--- TEXT FOR ANALYSIS ---

Lazaros Papadopoulos (Greek: Λάζαρος Παπαδόπουλος; born 3 June 1980) is a Greek former professional basketball player. He was listed at 7 ft (2.13 m) 265 lbs (120 kg), and he played the center position. During his playing career, he was best known for his signature skyhook move.

Papadopoulos played with several teams in Europe throughout his professional club career, and he most notably won the EuroLeague twice, in 2002 with Panathinaikos Athens and in 2012 with Olympiacos Piraeus. He was an All-EuroLeague Second Team selection in 2007. He represented the senior Greece national team and won the gold medal at the 2005 FIBA EuroBasket and the silver medal at the 2006 FIBA World Championship.

==Early years and youth career==
As a youth, Papadopoulos took up the sports of judo and basketball. He played basketball in the youth system of the Greek club Iraklis Thessaloniki. With Iraklis' junior club, along with his teammate Charis Markopoulos, Papadopoulos won the Greek Under-18 Championship in 1998.

==Professional career==
Papadopoulos began his professional career playing with the Greek club Iraklis, in the 1996–97 season. After five years with Iraklis, he signed to play with the Greek League powerhouse Panathinaikos in 2001, and he stayed there until 2003. He then returned to Iraklis the following season, and stayed there for only one year, before next signing with the Russian club Dynamo Moscow, in the year 2004. In 2007, he joined the Spanish ACB League club Real Madrid. In 2008, he joined Fortitudo Bologna of the Italian League.

--- SUPPLIED INFORMATION ---

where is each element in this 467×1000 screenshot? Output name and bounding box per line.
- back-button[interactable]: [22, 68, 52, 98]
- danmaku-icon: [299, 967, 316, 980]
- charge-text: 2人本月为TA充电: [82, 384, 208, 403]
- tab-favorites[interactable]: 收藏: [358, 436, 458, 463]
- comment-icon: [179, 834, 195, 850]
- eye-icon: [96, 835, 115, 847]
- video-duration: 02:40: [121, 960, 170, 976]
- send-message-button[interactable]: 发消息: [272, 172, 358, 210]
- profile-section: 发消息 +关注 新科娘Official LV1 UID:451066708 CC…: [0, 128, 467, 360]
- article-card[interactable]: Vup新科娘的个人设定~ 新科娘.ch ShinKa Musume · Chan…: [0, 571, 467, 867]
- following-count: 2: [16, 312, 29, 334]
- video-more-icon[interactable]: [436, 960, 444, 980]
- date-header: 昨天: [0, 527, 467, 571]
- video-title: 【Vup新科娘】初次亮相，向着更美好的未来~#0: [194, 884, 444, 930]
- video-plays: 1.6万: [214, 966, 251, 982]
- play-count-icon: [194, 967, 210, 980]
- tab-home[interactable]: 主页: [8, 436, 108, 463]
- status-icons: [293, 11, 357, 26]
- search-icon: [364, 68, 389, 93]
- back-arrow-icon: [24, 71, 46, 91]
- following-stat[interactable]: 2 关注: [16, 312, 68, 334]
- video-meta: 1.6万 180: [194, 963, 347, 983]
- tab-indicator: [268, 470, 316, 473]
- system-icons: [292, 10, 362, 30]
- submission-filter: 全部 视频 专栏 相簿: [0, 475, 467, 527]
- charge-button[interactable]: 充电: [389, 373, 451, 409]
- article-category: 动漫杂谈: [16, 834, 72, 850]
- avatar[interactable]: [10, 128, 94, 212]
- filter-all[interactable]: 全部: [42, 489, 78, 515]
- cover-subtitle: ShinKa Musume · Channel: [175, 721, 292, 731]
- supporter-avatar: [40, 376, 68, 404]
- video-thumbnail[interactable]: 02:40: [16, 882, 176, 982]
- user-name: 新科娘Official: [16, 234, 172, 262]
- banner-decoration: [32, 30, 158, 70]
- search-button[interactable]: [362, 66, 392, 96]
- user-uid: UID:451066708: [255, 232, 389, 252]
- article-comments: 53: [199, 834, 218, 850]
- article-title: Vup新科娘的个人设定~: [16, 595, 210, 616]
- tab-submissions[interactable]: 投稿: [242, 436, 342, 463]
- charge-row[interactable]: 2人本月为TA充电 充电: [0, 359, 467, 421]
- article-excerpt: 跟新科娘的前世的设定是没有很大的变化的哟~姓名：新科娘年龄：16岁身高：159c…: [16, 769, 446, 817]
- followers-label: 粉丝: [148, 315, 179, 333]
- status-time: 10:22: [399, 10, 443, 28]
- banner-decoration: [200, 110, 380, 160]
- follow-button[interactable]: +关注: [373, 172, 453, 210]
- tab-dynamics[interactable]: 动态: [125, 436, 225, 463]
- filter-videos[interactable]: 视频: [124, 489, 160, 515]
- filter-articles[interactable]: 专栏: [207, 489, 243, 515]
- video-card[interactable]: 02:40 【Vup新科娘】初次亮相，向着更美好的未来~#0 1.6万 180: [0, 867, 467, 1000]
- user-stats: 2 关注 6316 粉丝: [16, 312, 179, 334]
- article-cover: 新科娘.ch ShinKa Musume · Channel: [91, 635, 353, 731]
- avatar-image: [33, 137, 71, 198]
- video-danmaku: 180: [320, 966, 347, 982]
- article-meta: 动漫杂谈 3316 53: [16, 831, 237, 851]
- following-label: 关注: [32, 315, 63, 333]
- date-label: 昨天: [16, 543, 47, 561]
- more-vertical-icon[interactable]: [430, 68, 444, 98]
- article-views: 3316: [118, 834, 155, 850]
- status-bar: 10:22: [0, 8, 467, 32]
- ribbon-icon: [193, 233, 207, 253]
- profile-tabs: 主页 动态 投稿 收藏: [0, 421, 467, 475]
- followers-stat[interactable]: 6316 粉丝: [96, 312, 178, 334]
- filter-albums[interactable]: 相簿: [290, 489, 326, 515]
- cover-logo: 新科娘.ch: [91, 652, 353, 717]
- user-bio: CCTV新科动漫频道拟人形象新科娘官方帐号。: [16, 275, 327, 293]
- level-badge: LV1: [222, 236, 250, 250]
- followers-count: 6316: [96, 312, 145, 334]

---

Name every basketball club mentioned in the text about Lazaros Papadopoulos.

### RESPONSE AREA
Panathinaikos Athens
Olympiacos Piraeus
Iraklis Thessaloniki
Dynamo Moscow
Real Madrid
Fortitudo Bologna